Produce a verbatim copy of the entries listed below.

※ ※ ※

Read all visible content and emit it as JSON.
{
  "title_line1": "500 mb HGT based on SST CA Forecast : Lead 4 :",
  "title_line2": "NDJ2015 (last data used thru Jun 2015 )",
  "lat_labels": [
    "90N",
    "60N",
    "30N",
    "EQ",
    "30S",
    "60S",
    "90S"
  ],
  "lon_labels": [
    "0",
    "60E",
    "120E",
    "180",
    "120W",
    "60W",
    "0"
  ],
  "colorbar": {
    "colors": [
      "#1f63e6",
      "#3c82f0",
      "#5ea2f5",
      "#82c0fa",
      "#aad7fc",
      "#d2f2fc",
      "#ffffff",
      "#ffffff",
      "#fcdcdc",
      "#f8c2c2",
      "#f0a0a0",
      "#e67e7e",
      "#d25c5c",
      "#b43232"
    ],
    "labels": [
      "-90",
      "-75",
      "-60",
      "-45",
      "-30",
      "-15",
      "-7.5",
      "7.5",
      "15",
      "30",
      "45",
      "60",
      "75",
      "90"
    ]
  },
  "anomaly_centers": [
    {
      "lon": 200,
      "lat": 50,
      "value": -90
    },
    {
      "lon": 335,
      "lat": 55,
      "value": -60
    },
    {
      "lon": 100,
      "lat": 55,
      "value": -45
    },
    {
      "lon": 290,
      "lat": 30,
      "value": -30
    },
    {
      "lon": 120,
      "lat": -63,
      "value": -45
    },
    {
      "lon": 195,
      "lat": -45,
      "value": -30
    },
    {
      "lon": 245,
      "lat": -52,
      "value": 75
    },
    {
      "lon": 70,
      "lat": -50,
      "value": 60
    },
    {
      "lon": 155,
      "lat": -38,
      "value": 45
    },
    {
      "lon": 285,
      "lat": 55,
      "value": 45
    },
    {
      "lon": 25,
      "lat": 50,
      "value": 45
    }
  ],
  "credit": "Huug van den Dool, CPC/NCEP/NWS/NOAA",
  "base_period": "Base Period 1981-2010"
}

※ ※ ※

*Answer to the problem*.
Read all visible content and emit it as JSON.
{
  "title_line1": "500 mb HGT based on SST CA Forecast : Lead 4 :",
  "title_line2": "NDJ2015 (last data used thru Jun 2015 )",
  "lat_labels": [
    "90N",
    "60N",
    "30N",
    "EQ",
    "30S",
    "60S",
    "90S"
  ],
  "lon_labels": [
    "0",
    "60E",
    "120E",
    "180",
    "120W",
    "60W",
    "0"
  ],
  "colorbar": {
    "colors": [
      "#1f63e6",
      "#3c82f0",
      "#5ea2f5",
      "#82c0fa",
      "#aad7fc",
      "#d2f2fc",
      "#ffffff",
      "#ffffff",
      "#fcdcdc",
      "#f8c2c2",
      "#f0a0a0",
      "#e67e7e",
      "#d25c5c",
      "#b43232"
    ],
    "labels": [
      "-90",
      "-75",
      "-60",
      "-45",
      "-30",
      "-15",
      "-7.5",
      "7.5",
      "15",
      "30",
      "45",
      "60",
      "75",
      "90"
    ]
  },
  "anomaly_centers": [
    {
      "lon": 200,
      "lat": 50,
      "value": -90
    },
    {
      "lon": 335,
      "lat": 55,
      "value": -60
    },
    {
      "lon": 100,
      "lat": 55,
      "value": -45
    },
    {
      "lon": 290,
      "lat": 30,
      "value": -30
    },
    {
      "lon": 120,
      "lat": -63,
      "value": -45
    },
    {
      "lon": 195,
      "lat": -45,
      "value": -30
    },
    {
      "lon": 245,
      "lat": -52,
      "value": 75
    },
    {
      "lon": 70,
      "lat": -50,
      "value": 60
    },
    {
      "lon": 155,
      "lat": -38,
      "value": 45
    },
    {
      "lon": 285,
      "lat": 55,
      "value": 45
    },
    {
      "lon": 25,
      "lat": 50,
      "value": 45
    }
  ],
  "credit": "Huug van den Dool, CPC/NCEP/NWS/NOAA",
  "base_period": "Base Period 1981-2010"
}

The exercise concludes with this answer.